### TASK REQUIREMENTS
1. From the meigan cai passage, extract the text between "Standard Mandarin" and "Zhejiang province, China.", inclusive.
2. Using the meigan cai passage, mark each statement yes or no and quote the words that decide it. (a) The vegetables are trimmed after the Qingming Festival. (b) The pickle ferments in large clay urns for 15 to 20 days. (c) Meigan cai is used in the cuisine of Shaoxing.

═════ SELECTION

Second alternative Chinese name
- Chinese: 霉菜
- Literal meaning: moldy vegetable

Standard Mandarin
- Hanyu Pinyin: méicài

= Meigan cai =

Type of dry pickled Chinese mustard

Meigan cai, also called mei cai or mui choy, is a type of dry pickled Chinese mustard of the Hakka people from Huizhou, Guangdong province, China. Meigan cai is also used in the cuisine of Shaoxing (绍兴), Zhejiang province, China.

The pickle consists of a whole head of various varieties of 芥菜 (Chinese mustard), 油菜 (rape), and 白菜 (Chinese cabbage) that has undergone an elaborate process consisting of drying, steaming, and salting. The vegetables are harvested, trimmed before the Qingming Festival, and sun-dried until limp. It is then salted or brined, kneaded until the juices are exuded, and left to ferment in large clay urns for 15 to 20 days. The vegetable is then repeatedly steamed and dried until reddish brown in colour and highly fragrant.

══════════
═════ PROVIDED MATERIAL

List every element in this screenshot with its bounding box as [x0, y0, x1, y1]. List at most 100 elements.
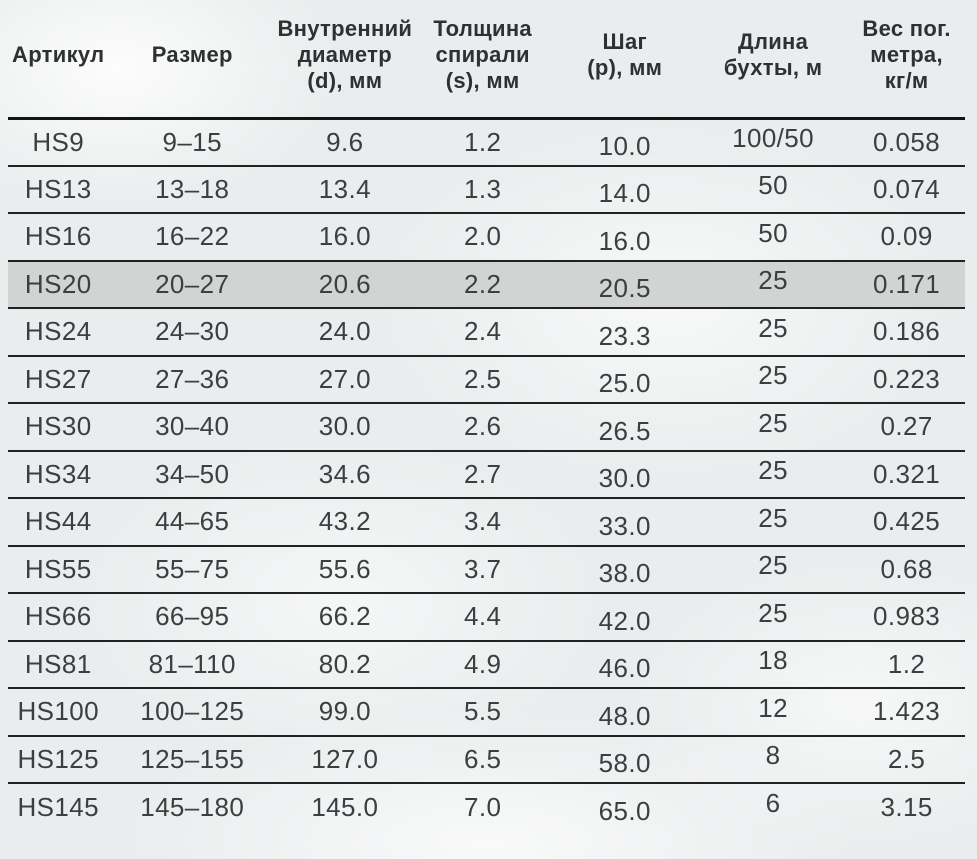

══════════

### THE SOLUTIONS
1.
Standard Mandarin
- Hanyu Pinyin: méicài

= Meigan cai =

Type of dry pickled Chinese mustard

Meigan cai, also called mei cai or mui choy, is a type of dry pickled Chinese mustard of the Hakka people from Huizhou, Guangdong province, China. Meigan cai is also used in the cuisine of Shaoxing (绍兴), Zhejiang province, China.

2.
(a) No: "trimmed before the Qingming Festival"
(b) Yes: "left to ferment in large clay urns for 15 to 20 days"
(c) Yes: "Meigan cai is also used in the cuisine of Shaoxing"